Le sommet entend ainsi valoriser l’écosystème français et ses 750 startup liées à l’IA, cher au président de la République Emmanuel Macron. Le tout avec une approche «ni catastrophiste, ni angélique», a assuré à l’AFP Anne Bouverot, son envoyée spéciale sur le sujet.
Des participants «de très haut niveau»
Des grands noms de sociétés du secteur ont d’ores et déjà confirmé leur venue, comme Sam Altman, patron d’OpenAI qui a popularisé l’intelligence artificielle générative avec le lancement de ChatGPT en 2022, mais aussi Sundar Pichai (Google), Demis Hassabis, pionnier de l’IA et directeur de Google Deepmind, Dario Amodei (Anthropic) ou Arthur Mensch, cofondateur de la pépite française MistralAI. Des participants «de très haut niveau», américains comme chinois, sont par ailleurs attendus, a fait savoir l’Élysée.

Données fournies —
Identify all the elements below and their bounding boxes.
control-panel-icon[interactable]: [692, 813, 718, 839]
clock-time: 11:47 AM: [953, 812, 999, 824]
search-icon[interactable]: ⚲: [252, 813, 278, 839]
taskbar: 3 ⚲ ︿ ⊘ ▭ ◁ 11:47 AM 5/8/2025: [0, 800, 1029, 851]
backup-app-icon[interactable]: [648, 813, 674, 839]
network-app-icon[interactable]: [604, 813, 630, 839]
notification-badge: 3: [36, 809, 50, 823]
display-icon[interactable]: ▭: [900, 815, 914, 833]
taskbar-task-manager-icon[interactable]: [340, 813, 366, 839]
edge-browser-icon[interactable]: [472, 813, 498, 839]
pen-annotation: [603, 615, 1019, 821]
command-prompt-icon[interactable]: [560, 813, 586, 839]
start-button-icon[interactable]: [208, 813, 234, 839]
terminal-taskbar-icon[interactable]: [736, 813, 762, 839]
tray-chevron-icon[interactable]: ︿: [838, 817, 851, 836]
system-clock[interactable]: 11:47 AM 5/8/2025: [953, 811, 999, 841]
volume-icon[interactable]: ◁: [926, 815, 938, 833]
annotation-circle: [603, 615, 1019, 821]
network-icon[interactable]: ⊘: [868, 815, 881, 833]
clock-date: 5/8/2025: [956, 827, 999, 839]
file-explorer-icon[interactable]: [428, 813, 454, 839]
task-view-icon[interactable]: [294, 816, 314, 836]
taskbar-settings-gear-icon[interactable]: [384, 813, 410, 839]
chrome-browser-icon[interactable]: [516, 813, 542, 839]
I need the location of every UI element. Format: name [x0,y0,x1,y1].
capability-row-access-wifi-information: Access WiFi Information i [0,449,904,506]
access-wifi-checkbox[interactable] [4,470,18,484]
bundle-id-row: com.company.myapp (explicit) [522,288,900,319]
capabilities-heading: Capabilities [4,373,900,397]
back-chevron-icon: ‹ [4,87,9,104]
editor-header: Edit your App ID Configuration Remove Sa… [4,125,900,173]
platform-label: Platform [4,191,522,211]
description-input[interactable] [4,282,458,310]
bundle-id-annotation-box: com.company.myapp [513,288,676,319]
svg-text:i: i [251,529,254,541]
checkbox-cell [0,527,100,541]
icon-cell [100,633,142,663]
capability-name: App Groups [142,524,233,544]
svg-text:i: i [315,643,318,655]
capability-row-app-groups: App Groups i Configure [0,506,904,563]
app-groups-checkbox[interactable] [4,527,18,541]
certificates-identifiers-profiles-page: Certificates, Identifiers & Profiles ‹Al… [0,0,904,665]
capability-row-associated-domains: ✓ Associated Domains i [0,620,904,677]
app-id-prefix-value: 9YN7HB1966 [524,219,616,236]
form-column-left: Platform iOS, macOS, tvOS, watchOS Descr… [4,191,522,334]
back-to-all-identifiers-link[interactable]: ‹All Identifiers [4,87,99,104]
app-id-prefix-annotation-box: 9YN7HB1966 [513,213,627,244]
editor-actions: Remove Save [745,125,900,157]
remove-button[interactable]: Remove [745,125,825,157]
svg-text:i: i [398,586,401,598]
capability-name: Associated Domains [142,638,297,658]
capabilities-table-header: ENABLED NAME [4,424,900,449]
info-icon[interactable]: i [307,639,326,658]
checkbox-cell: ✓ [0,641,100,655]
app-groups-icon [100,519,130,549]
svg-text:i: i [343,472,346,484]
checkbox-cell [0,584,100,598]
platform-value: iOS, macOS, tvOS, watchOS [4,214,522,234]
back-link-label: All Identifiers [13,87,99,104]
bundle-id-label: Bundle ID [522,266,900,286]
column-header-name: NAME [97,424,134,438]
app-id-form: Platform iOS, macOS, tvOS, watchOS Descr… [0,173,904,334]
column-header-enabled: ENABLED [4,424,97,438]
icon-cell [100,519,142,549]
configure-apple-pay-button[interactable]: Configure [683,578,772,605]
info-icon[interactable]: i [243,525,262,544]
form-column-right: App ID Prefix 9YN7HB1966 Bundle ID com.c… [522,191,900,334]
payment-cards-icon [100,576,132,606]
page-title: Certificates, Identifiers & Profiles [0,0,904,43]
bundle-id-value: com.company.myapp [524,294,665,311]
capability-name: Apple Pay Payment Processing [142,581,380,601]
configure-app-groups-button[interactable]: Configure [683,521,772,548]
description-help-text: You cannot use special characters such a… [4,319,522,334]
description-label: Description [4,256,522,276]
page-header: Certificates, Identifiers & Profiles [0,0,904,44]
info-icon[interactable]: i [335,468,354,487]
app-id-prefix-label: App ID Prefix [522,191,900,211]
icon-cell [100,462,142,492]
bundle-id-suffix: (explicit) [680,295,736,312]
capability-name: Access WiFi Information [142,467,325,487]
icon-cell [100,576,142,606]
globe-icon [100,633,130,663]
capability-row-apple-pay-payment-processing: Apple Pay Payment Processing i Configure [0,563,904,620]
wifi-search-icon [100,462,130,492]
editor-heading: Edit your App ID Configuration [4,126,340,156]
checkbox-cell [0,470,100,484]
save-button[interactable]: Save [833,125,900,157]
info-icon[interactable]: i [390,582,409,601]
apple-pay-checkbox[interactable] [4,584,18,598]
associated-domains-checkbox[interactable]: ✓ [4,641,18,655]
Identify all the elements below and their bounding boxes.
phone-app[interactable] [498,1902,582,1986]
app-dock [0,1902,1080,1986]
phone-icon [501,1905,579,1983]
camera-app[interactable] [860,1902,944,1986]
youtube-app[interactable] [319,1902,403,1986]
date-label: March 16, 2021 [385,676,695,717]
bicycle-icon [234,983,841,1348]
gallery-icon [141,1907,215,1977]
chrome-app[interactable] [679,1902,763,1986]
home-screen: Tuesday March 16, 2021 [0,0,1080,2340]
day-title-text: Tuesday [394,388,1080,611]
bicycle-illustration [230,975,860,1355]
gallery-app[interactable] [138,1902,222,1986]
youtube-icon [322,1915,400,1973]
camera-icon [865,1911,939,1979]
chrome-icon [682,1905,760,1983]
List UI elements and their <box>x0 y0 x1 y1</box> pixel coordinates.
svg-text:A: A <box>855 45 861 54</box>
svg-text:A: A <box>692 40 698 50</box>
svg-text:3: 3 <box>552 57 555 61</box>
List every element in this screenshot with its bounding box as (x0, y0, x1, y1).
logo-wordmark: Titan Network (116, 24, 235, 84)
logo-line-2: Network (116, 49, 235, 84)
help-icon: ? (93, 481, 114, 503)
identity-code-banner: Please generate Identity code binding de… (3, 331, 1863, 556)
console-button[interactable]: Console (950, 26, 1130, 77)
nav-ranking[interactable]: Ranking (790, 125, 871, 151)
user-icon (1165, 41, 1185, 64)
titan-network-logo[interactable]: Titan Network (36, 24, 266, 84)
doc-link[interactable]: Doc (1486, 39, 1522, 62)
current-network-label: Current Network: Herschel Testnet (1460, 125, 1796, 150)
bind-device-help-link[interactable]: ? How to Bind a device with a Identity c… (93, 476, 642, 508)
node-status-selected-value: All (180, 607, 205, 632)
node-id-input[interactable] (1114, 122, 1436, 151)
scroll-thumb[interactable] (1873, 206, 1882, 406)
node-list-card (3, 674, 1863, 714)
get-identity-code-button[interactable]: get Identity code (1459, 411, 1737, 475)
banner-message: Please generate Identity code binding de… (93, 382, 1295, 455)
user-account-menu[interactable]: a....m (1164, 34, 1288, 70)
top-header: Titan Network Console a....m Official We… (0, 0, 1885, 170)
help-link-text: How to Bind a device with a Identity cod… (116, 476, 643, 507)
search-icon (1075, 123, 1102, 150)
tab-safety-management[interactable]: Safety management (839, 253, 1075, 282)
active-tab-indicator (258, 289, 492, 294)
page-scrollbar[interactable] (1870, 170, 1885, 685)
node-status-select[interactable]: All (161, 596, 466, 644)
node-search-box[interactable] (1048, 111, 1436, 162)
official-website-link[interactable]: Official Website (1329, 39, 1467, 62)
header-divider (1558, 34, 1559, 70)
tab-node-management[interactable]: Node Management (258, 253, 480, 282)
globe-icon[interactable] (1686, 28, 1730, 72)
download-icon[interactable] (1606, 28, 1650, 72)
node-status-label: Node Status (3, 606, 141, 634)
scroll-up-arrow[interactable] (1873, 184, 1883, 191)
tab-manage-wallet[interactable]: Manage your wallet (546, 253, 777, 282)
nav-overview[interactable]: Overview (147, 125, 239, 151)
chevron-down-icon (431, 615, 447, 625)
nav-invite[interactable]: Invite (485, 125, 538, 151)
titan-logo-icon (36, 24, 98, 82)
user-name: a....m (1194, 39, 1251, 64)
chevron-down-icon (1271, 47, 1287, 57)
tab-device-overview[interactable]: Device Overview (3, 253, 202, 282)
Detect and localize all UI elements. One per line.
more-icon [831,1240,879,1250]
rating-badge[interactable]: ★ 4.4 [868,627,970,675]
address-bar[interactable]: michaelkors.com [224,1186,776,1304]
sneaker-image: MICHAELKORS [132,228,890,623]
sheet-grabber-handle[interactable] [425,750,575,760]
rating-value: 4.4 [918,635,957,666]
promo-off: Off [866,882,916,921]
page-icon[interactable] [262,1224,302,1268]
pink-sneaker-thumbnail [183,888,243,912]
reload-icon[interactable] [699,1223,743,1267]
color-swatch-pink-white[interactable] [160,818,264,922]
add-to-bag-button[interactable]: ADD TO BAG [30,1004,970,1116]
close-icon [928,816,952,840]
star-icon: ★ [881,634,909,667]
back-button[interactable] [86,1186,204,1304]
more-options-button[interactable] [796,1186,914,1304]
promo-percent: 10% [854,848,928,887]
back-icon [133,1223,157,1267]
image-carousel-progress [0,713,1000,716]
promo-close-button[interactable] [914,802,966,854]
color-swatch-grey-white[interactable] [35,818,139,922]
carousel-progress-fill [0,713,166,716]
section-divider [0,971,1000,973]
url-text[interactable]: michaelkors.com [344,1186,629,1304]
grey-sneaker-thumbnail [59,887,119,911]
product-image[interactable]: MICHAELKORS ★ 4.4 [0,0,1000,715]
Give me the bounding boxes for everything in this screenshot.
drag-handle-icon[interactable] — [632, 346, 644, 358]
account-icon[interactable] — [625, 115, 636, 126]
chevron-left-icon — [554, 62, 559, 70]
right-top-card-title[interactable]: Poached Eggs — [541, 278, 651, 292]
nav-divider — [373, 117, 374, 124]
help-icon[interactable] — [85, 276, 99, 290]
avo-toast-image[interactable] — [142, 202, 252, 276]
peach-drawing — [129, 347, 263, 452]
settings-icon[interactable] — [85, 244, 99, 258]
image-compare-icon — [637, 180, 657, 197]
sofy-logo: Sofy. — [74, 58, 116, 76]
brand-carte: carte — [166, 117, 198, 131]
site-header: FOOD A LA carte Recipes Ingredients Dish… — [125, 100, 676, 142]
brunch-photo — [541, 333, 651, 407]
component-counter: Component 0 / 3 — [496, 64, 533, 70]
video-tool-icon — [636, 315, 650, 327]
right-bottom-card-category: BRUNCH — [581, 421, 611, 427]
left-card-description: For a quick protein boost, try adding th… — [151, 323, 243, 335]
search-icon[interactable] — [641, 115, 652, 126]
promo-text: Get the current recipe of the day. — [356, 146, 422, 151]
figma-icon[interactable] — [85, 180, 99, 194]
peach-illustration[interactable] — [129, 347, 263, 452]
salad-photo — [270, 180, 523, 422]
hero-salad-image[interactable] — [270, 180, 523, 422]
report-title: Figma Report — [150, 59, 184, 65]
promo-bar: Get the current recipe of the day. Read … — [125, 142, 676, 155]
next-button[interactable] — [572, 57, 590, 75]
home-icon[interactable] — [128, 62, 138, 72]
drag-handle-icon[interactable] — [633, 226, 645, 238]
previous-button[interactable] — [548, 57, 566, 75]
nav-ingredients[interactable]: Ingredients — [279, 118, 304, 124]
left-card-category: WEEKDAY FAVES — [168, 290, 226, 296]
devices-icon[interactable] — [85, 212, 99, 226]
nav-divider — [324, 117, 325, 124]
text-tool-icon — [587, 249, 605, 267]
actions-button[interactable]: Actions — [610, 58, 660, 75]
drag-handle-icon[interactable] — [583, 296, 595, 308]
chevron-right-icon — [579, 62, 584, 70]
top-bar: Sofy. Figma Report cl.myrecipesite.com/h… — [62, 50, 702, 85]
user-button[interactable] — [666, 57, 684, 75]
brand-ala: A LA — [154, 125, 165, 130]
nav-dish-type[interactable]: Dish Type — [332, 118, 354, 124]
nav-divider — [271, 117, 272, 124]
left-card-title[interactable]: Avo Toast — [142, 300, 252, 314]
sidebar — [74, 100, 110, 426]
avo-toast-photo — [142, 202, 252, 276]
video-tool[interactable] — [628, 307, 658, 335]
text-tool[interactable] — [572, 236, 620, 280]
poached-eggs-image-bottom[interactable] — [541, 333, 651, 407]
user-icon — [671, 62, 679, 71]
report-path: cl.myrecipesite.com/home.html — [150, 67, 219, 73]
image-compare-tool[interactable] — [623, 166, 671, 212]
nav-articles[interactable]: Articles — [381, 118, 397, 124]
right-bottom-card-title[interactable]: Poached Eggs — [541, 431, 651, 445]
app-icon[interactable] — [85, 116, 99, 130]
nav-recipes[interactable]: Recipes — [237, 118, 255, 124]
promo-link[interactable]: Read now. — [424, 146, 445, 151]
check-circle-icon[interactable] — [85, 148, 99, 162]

Objectif de l'exercice — Citez le passage de l'extrait du document qui commence aux mots « Le sommet entend » et s'arrête après « sur le sujet. ». Les enregistrements constituent un ensemble distinct de l'extrait du document.

Résultat de l'exercice —
Le sommet entend ainsi valoriser l’écosystème français et ses 750 startup liées à l’IA, cher au président de la République Emmanuel Macron. Le tout avec une approche «ni catastrophiste, ni angélique», a assuré à l’AFP Anne Bouverot, son envoyée spéciale sur le sujet.